● **Written instruction**:
Return all the data below as it stands, minus the pictures.

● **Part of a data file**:

---------------

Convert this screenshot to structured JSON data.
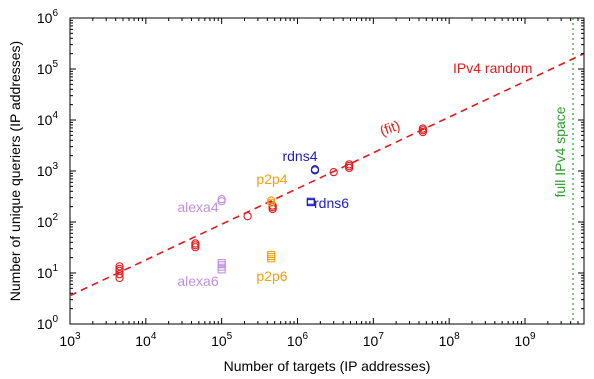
{
  "chart_data": {
    "type": "scatter",
    "title": "",
    "xlabel": "Number of targets (IP addresses)",
    "ylabel": "Number of unique queriers (IP addresses)",
    "x_scale": "log",
    "y_scale": "log",
    "xlim": [
      1000,
      6000000000
    ],
    "ylim": [
      1,
      1000000
    ],
    "grid": false,
    "x_ticks": [
      {
        "value": 1000,
        "base": "10",
        "exp": "3"
      },
      {
        "value": 10000,
        "base": "10",
        "exp": "4"
      },
      {
        "value": 100000,
        "base": "10",
        "exp": "5"
      },
      {
        "value": 1000000,
        "base": "10",
        "exp": "6"
      },
      {
        "value": 10000000,
        "base": "10",
        "exp": "7"
      },
      {
        "value": 100000000,
        "base": "10",
        "exp": "8"
      },
      {
        "value": 1000000000,
        "base": "10",
        "exp": "9"
      }
    ],
    "y_ticks": [
      {
        "value": 1,
        "base": "10",
        "exp": "0"
      },
      {
        "value": 10,
        "base": "10",
        "exp": "1"
      },
      {
        "value": 100,
        "base": "10",
        "exp": "2"
      },
      {
        "value": 1000,
        "base": "10",
        "exp": "3"
      },
      {
        "value": 10000,
        "base": "10",
        "exp": "4"
      },
      {
        "value": 100000,
        "base": "10",
        "exp": "5"
      },
      {
        "value": 1000000,
        "base": "10",
        "exp": "6"
      }
    ],
    "series": [
      {
        "name": "IPv4 random",
        "marker": "circle",
        "color": "#e41a1c",
        "points": [
          {
            "x": 4500,
            "y": 8
          },
          {
            "x": 4500,
            "y": 9.5
          },
          {
            "x": 4500,
            "y": 11
          },
          {
            "x": 4500,
            "y": 12
          },
          {
            "x": 4500,
            "y": 13.5
          },
          {
            "x": 45000,
            "y": 32
          },
          {
            "x": 45000,
            "y": 35
          },
          {
            "x": 45000,
            "y": 38
          },
          {
            "x": 220000,
            "y": 130
          },
          {
            "x": 470000,
            "y": 180
          },
          {
            "x": 470000,
            "y": 195
          },
          {
            "x": 470000,
            "y": 210
          },
          {
            "x": 3000000,
            "y": 950
          },
          {
            "x": 4800000,
            "y": 1150
          },
          {
            "x": 4800000,
            "y": 1250
          },
          {
            "x": 4800000,
            "y": 1350
          },
          {
            "x": 45000000,
            "y": 5800
          },
          {
            "x": 45000000,
            "y": 6300
          },
          {
            "x": 45000000,
            "y": 6800
          }
        ]
      },
      {
        "name": "rdns4",
        "marker": "circle",
        "color": "#1c1cbf",
        "points": [
          {
            "x": 1700000,
            "y": 1030
          },
          {
            "x": 1700000,
            "y": 1080
          }
        ]
      },
      {
        "name": "rdns6",
        "marker": "square",
        "color": "#1c1cbf",
        "points": [
          {
            "x": 1500000,
            "y": 240
          },
          {
            "x": 1500000,
            "y": 255
          }
        ]
      },
      {
        "name": "p2p4",
        "marker": "circle",
        "color": "#f0a010",
        "points": [
          {
            "x": 450000,
            "y": 240
          },
          {
            "x": 450000,
            "y": 265
          }
        ]
      },
      {
        "name": "p2p6",
        "marker": "square",
        "color": "#f0a010",
        "points": [
          {
            "x": 450000,
            "y": 19
          },
          {
            "x": 450000,
            "y": 21
          },
          {
            "x": 450000,
            "y": 23
          }
        ]
      },
      {
        "name": "alexa4",
        "marker": "circle",
        "color": "#c090e0",
        "points": [
          {
            "x": 100000,
            "y": 255
          },
          {
            "x": 100000,
            "y": 280
          }
        ]
      },
      {
        "name": "alexa6",
        "marker": "square",
        "color": "#c090e0",
        "points": [
          {
            "x": 100000,
            "y": 11.5
          },
          {
            "x": 100000,
            "y": 13
          },
          {
            "x": 100000,
            "y": 14.5
          },
          {
            "x": 100000,
            "y": 16
          }
        ]
      }
    ],
    "fit_line": {
      "color": "#e41a1c",
      "style": "dashed",
      "from": {
        "x": 1000,
        "y": 3.6
      },
      "to": {
        "x": 6000000000,
        "y": 200000
      }
    },
    "reference_line": {
      "x": 4300000000,
      "color": "#2ca02c",
      "style": "dotted",
      "label": "full IPv4 space"
    },
    "annotations": [
      {
        "id": "ipv4-random",
        "text": "IPv4 random",
        "color": "#e41a1c"
      },
      {
        "id": "fit",
        "text": "(fit)",
        "color": "#e41a1c"
      },
      {
        "id": "rdns4",
        "text": "rdns4",
        "color": "#1c1cbf"
      },
      {
        "id": "rdns6",
        "text": "rdns6",
        "color": "#1c1cbf"
      },
      {
        "id": "p2p4",
        "text": "p2p4",
        "color": "#f0a010"
      },
      {
        "id": "p2p6",
        "text": "p2p6",
        "color": "#f0a010"
      },
      {
        "id": "alexa4",
        "text": "alexa4",
        "color": "#c090e0"
      },
      {
        "id": "alexa6",
        "text": "alexa6",
        "color": "#c090e0"
      }
    ]
  }
}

---------------

● **Task solution**:
Convert this screenshot to structured JSON data.
{
  "chart_data": {
    "type": "scatter",
    "title": "",
    "xlabel": "Number of targets (IP addresses)",
    "ylabel": "Number of unique queriers (IP addresses)",
    "x_scale": "log",
    "y_scale": "log",
    "xlim": [
      1000,
      6000000000
    ],
    "ylim": [
      1,
      1000000
    ],
    "grid": false,
    "x_ticks": [
      {
        "value": 1000,
        "base": "10",
        "exp": "3"
      },
      {
        "value": 10000,
        "base": "10",
        "exp": "4"
      },
      {
        "value": 100000,
        "base": "10",
        "exp": "5"
      },
      {
        "value": 1000000,
        "base": "10",
        "exp": "6"
      },
      {
        "value": 10000000,
        "base": "10",
        "exp": "7"
      },
      {
        "value": 100000000,
        "base": "10",
        "exp": "8"
      },
      {
        "value": 1000000000,
        "base": "10",
        "exp": "9"
      }
    ],
    "y_ticks": [
      {
        "value": 1,
        "base": "10",
        "exp": "0"
      },
      {
        "value": 10,
        "base": "10",
        "exp": "1"
      },
      {
        "value": 100,
        "base": "10",
        "exp": "2"
      },
      {
        "value": 1000,
        "base": "10",
        "exp": "3"
      },
      {
        "value": 10000,
        "base": "10",
        "exp": "4"
      },
      {
        "value": 100000,
        "base": "10",
        "exp": "5"
      },
      {
        "value": 1000000,
        "base": "10",
        "exp": "6"
      }
    ],
    "series": [
      {
        "name": "IPv4 random",
        "marker": "circle",
        "color": "#e41a1c",
        "points": [
          {
            "x": 4500,
            "y": 8
          },
          {
            "x": 4500,
            "y": 9.5
          },
          {
            "x": 4500,
            "y": 11
          },
          {
            "x": 4500,
            "y": 12
          },
          {
            "x": 4500,
            "y": 13.5
          },
          {
            "x": 45000,
            "y": 32
          },
          {
            "x": 45000,
            "y": 35
          },
          {
            "x": 45000,
            "y": 38
          },
          {
            "x": 220000,
            "y": 130
          },
          {
            "x": 470000,
            "y": 180
          },
          {
            "x": 470000,
            "y": 195
          },
          {
            "x": 470000,
            "y": 210
          },
          {
            "x": 3000000,
            "y": 950
          },
          {
            "x": 4800000,
            "y": 1150
          },
          {
            "x": 4800000,
            "y": 1250
          },
          {
            "x": 4800000,
            "y": 1350
          },
          {
            "x": 45000000,
            "y": 5800
          },
          {
            "x": 45000000,
            "y": 6300
          },
          {
            "x": 45000000,
            "y": 6800
          }
        ]
      },
      {
        "name": "rdns4",
        "marker": "circle",
        "color": "#1c1cbf",
        "points": [
          {
            "x": 1700000,
            "y": 1030
          },
          {
            "x": 1700000,
            "y": 1080
          }
        ]
      },
      {
        "name": "rdns6",
        "marker": "square",
        "color": "#1c1cbf",
        "points": [
          {
            "x": 1500000,
            "y": 240
          },
          {
            "x": 1500000,
            "y": 255
          }
        ]
      },
      {
        "name": "p2p4",
        "marker": "circle",
        "color": "#f0a010",
        "points": [
          {
            "x": 450000,
            "y": 240
          },
          {
            "x": 450000,
            "y": 265
          }
        ]
      },
      {
        "name": "p2p6",
        "marker": "square",
        "color": "#f0a010",
        "points": [
          {
            "x": 450000,
            "y": 19
          },
          {
            "x": 450000,
            "y": 21
          },
          {
            "x": 450000,
            "y": 23
          }
        ]
      },
      {
        "name": "alexa4",
        "marker": "circle",
        "color": "#c090e0",
        "points": [
          {
            "x": 100000,
            "y": 255
          },
          {
            "x": 100000,
            "y": 280
          }
        ]
      },
      {
        "name": "alexa6",
        "marker": "square",
        "color": "#c090e0",
        "points": [
          {
            "x": 100000,
            "y": 11.5
          },
          {
            "x": 100000,
            "y": 13
          },
          {
            "x": 100000,
            "y": 14.5
          },
          {
            "x": 100000,
            "y": 16
          }
        ]
      }
    ],
    "fit_line": {
      "color": "#e41a1c",
      "style": "dashed",
      "from": {
        "x": 1000,
        "y": 3.6
      },
      "to": {
        "x": 6000000000,
        "y": 200000
      }
    },
    "reference_line": {
      "x": 4300000000,
      "color": "#2ca02c",
      "style": "dotted",
      "label": "full IPv4 space"
    },
    "annotations": [
      {
        "id": "ipv4-random",
        "text": "IPv4 random",
        "color": "#e41a1c"
      },
      {
        "id": "fit",
        "text": "(fit)",
        "color": "#e41a1c"
      },
      {
        "id": "rdns4",
        "text": "rdns4",
        "color": "#1c1cbf"
      },
      {
        "id": "rdns6",
        "text": "rdns6",
        "color": "#1c1cbf"
      },
      {
        "id": "p2p4",
        "text": "p2p4",
        "color": "#f0a010"
      },
      {
        "id": "p2p6",
        "text": "p2p6",
        "color": "#f0a010"
      },
      {
        "id": "alexa4",
        "text": "alexa4",
        "color": "#c090e0"
      },
      {
        "id": "alexa6",
        "text": "alexa6",
        "color": "#c090e0"
      }
    ]
  }
}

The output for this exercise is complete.